Exercise directions
Where a line contains the string "perjanjian", copy that line.

— START —

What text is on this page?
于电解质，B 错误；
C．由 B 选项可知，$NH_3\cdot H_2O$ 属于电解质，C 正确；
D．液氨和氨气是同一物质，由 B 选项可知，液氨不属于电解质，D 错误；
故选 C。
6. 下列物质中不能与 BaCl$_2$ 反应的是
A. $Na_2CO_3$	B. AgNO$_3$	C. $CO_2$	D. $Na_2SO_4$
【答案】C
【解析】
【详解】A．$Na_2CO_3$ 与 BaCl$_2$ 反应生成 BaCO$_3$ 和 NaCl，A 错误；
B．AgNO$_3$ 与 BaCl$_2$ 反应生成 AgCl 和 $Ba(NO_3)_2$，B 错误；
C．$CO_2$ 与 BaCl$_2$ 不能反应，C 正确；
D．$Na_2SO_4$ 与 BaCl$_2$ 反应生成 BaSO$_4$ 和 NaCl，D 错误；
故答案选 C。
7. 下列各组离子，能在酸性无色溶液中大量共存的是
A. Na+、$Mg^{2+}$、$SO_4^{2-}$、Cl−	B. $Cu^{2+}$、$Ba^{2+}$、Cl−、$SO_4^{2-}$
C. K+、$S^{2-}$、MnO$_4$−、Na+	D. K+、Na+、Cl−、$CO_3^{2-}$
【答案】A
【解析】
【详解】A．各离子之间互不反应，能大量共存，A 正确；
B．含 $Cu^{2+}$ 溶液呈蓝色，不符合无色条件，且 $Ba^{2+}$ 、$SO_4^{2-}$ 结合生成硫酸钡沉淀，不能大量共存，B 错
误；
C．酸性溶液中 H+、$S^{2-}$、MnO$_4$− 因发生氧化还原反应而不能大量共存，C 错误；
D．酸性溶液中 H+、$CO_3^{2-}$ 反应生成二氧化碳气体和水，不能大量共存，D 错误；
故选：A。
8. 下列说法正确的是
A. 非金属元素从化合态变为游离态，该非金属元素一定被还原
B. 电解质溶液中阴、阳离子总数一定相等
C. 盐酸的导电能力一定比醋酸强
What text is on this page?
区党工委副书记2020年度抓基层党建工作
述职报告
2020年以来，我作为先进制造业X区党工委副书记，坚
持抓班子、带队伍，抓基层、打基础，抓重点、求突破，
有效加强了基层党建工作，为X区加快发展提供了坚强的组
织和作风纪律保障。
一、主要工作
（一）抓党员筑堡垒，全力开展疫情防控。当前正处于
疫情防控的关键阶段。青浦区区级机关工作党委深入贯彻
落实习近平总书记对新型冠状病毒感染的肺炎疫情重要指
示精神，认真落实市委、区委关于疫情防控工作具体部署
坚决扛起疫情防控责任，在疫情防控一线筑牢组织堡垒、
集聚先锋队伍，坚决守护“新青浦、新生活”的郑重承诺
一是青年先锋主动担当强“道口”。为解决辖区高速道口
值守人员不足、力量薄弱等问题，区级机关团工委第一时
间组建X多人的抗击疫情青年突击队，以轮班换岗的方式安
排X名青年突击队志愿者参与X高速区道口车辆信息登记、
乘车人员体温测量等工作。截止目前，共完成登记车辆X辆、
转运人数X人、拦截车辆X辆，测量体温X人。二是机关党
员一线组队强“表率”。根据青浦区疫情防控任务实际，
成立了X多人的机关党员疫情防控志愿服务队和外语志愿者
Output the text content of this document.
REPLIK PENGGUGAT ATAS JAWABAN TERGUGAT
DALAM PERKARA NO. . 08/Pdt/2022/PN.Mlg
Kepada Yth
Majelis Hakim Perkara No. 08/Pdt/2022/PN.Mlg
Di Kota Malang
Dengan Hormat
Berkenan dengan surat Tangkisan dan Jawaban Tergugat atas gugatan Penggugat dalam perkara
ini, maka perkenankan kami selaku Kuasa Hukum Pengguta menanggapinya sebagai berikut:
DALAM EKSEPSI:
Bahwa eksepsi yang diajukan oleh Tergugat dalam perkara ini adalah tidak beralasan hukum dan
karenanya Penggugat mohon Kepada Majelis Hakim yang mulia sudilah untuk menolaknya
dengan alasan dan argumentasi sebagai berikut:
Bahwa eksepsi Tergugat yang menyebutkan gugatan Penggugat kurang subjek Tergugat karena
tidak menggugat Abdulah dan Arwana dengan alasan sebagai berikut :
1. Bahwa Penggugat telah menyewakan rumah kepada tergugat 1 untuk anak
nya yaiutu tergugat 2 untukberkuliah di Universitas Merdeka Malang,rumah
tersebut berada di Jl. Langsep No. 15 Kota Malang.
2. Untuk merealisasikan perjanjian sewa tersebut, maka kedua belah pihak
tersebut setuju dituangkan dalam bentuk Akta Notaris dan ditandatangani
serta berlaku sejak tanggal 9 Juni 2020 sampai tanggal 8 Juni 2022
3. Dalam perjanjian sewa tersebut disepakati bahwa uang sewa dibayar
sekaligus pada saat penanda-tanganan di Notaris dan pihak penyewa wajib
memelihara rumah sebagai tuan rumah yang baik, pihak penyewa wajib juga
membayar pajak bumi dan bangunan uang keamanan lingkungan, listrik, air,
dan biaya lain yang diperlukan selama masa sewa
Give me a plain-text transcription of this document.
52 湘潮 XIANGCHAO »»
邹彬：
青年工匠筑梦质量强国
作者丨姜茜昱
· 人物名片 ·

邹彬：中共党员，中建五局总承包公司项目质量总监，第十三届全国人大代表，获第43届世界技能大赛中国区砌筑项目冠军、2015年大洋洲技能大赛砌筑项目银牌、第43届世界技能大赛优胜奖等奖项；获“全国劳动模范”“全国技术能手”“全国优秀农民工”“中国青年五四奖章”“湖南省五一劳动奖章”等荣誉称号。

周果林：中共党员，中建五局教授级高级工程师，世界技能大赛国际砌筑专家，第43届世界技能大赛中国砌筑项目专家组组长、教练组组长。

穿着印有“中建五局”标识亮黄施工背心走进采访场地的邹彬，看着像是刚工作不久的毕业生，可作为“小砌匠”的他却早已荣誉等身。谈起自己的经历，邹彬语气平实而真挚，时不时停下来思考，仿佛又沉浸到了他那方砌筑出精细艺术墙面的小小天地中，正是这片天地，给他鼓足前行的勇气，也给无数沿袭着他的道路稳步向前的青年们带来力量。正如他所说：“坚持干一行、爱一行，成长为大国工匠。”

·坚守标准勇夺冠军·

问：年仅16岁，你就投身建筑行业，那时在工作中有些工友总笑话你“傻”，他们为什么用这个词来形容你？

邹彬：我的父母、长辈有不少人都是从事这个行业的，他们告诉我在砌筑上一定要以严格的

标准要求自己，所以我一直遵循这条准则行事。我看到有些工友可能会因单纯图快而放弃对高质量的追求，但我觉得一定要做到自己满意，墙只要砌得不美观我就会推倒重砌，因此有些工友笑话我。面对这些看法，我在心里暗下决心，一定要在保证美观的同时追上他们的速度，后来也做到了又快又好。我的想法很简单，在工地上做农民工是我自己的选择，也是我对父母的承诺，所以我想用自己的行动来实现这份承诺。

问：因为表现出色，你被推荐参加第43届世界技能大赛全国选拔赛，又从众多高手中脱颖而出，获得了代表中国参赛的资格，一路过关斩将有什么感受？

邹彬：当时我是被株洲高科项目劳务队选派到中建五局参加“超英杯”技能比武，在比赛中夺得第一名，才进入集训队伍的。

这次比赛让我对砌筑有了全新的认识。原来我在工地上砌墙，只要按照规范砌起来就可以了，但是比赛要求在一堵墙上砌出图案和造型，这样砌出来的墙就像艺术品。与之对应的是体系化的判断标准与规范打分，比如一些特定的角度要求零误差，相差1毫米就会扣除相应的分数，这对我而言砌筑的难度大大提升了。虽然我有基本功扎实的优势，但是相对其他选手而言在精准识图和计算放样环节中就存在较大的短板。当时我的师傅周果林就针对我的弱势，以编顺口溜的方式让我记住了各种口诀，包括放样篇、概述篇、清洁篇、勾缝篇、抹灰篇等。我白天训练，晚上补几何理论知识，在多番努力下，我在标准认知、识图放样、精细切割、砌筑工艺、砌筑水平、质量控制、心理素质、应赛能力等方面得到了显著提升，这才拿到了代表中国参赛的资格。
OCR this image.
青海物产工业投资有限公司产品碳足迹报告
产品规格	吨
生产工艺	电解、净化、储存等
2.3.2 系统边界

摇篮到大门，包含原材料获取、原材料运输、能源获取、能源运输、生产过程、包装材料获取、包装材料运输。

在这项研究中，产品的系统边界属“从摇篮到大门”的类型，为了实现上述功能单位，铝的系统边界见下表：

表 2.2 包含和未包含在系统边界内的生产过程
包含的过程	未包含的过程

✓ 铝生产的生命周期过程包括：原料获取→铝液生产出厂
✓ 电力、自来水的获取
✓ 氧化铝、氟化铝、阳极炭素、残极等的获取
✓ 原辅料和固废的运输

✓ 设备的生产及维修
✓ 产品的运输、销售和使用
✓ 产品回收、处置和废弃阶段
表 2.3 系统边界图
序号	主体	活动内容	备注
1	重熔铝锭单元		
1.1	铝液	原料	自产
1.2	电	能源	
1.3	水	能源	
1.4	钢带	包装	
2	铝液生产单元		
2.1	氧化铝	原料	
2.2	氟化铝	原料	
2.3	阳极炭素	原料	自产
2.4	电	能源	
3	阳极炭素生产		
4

— END —

The completed task
2. Untuk merealisasikan perjanjian sewa tersebut, maka kedua belah pihak
3. Dalam perjanjian sewa tersebut disepakati bahwa uang sewa dibayar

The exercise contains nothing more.